Data items:
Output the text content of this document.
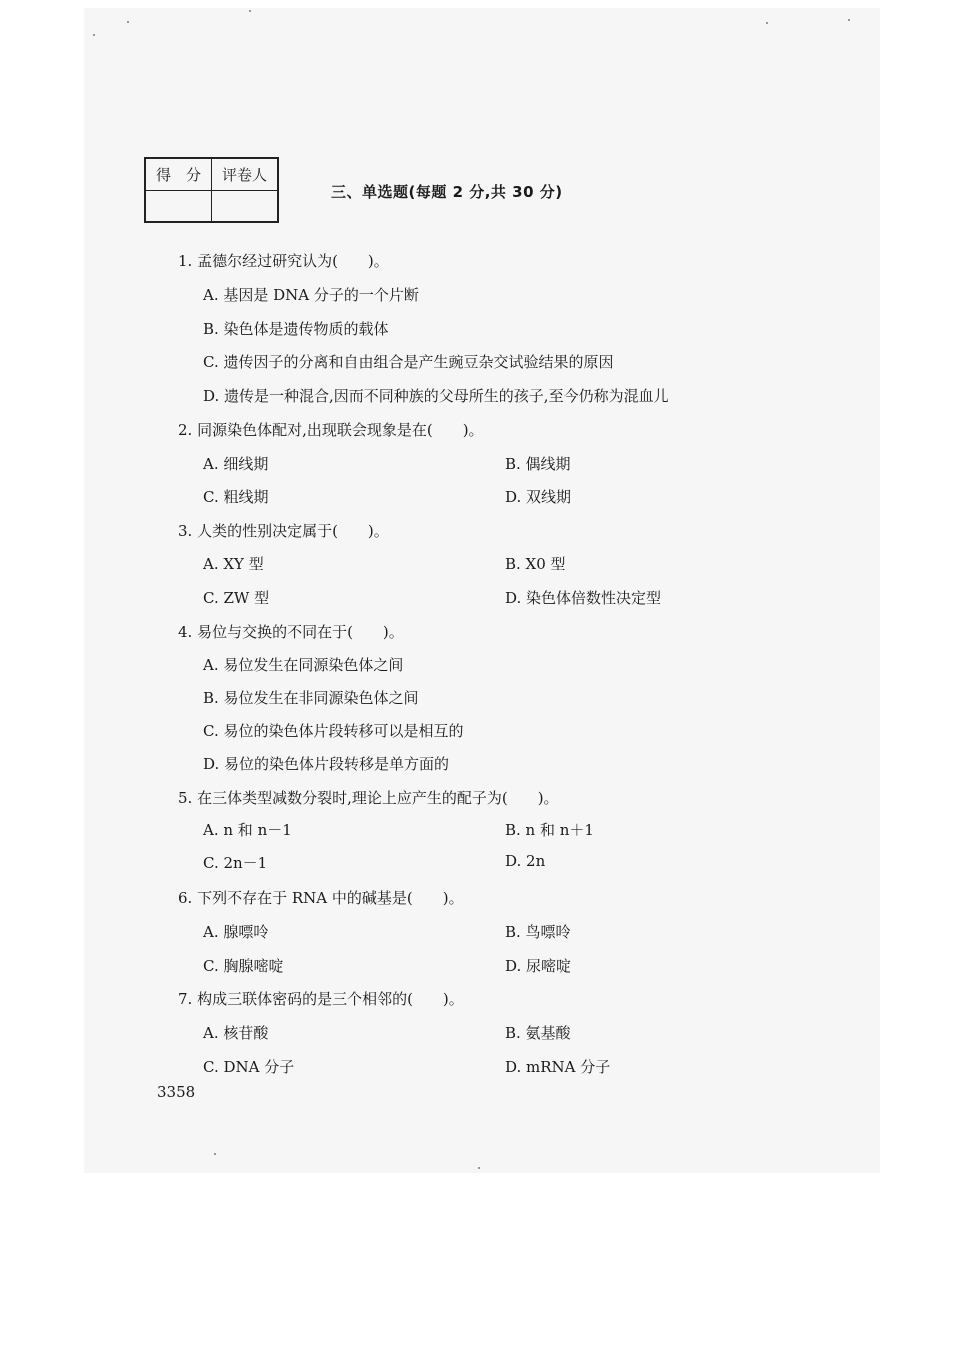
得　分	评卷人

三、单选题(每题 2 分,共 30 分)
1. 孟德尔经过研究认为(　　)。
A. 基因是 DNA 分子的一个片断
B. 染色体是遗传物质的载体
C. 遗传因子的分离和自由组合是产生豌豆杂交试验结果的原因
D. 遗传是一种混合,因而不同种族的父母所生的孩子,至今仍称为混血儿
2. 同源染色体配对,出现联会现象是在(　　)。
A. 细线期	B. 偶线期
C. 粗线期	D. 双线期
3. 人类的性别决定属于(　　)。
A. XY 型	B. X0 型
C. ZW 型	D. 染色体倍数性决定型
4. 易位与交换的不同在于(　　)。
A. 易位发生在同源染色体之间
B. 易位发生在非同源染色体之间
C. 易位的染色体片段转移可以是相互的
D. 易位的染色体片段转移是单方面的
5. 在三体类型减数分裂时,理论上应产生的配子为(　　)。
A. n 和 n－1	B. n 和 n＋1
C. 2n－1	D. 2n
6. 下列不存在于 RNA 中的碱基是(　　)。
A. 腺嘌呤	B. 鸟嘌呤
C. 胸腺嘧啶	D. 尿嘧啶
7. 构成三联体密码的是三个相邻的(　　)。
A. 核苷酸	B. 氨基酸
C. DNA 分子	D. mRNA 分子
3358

* * *

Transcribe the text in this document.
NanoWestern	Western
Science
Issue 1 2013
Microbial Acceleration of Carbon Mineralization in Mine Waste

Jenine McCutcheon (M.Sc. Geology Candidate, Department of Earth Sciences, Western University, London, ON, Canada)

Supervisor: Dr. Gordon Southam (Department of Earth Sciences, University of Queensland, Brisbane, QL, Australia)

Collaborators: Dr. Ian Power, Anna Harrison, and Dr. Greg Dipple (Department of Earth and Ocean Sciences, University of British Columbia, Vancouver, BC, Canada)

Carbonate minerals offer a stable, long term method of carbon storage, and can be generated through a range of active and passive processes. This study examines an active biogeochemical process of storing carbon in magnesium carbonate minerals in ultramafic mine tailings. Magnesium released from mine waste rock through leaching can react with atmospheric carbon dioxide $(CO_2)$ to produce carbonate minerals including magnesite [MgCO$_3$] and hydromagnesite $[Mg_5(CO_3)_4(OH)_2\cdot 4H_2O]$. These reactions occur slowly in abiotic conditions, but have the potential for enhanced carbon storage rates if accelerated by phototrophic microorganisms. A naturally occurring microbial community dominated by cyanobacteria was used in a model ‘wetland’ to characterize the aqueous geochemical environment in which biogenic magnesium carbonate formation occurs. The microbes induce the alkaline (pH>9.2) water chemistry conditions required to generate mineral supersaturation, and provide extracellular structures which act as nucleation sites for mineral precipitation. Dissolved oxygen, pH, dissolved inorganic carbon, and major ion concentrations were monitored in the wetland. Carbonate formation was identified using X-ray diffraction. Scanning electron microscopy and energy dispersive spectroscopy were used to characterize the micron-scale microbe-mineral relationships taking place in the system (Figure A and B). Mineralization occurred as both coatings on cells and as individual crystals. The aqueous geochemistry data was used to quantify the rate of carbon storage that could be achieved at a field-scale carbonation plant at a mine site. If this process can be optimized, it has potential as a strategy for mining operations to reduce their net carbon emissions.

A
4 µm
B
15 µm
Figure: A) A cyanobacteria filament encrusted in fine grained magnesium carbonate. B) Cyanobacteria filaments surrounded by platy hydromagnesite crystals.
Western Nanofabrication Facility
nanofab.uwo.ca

_What to do_
Every line above that carries the string "University" should be copied.

_Exercise result_
Jenine McCutcheon (M.Sc. Geology Candidate, Department of Earth Sciences, Western University, London, ON, Canada)
Supervisor: Dr. Gordon Southam (Department of Earth Sciences, University of Queensland, Brisbane, QL, Australia)
Collaborators: Dr. Ian Power, Anna Harrison, and Dr. Greg Dipple (Department of Earth and Ocean Sciences, University of British Columbia, Vancouver, BC, Canada)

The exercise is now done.